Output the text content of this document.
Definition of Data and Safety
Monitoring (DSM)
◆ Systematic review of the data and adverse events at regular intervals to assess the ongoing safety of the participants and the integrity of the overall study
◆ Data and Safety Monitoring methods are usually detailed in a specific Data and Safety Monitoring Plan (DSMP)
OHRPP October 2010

◆ The exercise
Print again each line of the listing above, exactly as it appears.

◆ Response to this exercise
Output the text content of this document.
Definition of Data and Safety
Monitoring (DSM)
◆ Systematic review of the data and adverse events at regular intervals to assess the ongoing safety of the participants and the integrity of the overall study
◆ Data and Safety Monitoring methods are usually detailed in a specific Data and Safety Monitoring Plan (DSMP)
OHRPP October 2010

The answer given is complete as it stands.